**EXERCISE BRIEF:** Gather every line from the entries below that includes "this".

** BEGIN **

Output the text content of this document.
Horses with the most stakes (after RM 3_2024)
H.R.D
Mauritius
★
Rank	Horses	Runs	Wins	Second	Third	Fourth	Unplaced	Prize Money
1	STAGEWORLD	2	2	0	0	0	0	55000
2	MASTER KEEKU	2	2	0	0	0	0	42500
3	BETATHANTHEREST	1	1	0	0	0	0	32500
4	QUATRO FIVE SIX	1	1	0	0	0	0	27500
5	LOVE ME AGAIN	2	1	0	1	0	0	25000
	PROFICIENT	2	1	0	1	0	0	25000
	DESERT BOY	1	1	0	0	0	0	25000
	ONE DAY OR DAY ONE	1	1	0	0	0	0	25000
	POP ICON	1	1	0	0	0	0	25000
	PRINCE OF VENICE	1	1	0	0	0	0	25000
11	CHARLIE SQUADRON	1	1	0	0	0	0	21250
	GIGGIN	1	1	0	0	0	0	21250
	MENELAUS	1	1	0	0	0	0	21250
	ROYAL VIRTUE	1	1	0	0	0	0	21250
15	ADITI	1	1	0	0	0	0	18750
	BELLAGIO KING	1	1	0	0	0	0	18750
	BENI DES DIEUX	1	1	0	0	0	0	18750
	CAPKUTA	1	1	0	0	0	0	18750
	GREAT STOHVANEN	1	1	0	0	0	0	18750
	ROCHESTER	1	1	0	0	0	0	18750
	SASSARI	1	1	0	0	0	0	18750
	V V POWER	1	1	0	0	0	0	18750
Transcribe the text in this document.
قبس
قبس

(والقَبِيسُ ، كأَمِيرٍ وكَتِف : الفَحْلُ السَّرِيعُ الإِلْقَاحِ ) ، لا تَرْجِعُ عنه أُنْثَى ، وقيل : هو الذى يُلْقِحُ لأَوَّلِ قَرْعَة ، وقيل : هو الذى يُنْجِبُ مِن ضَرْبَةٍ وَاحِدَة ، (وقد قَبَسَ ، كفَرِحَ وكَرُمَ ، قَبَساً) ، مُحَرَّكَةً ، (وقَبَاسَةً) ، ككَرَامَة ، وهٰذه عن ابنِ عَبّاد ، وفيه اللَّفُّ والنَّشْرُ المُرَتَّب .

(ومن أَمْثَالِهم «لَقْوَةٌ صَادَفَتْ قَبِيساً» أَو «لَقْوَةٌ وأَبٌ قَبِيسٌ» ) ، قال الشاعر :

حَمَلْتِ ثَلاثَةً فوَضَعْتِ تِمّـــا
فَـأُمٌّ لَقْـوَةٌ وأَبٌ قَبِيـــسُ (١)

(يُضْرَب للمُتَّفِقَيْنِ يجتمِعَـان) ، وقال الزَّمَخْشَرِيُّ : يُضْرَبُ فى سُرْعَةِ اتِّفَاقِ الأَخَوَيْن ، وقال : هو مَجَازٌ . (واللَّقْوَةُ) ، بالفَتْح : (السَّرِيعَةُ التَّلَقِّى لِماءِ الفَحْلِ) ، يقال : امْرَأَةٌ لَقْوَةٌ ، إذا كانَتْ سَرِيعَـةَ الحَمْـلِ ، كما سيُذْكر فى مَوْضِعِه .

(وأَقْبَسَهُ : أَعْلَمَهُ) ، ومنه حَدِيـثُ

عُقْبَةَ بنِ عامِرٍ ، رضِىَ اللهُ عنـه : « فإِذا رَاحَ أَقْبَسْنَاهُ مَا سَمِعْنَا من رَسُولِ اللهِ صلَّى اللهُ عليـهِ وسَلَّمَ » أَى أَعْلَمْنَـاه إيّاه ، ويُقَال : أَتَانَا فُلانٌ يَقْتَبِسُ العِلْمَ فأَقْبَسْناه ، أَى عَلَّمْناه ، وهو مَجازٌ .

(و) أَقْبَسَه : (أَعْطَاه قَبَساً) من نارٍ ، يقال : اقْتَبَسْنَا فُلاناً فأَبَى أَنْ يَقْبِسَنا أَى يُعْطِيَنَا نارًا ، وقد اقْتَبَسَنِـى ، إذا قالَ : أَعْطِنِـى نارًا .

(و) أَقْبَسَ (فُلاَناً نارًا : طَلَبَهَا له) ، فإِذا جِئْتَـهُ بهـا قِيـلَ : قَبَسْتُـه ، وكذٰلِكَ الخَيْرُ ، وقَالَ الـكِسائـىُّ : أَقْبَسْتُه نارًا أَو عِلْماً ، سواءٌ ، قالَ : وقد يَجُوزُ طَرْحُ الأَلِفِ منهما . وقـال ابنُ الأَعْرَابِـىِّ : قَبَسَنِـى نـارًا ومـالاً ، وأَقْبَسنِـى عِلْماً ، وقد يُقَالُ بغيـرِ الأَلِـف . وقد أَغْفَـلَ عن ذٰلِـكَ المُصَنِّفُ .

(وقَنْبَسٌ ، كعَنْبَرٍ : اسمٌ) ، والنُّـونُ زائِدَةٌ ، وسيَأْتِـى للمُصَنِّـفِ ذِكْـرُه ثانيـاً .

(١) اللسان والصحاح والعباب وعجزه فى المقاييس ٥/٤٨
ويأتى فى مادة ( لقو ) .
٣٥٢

** END **

**COMPLETE ANSWER:**
Output the text content of this document.
Transcribe the text in this document.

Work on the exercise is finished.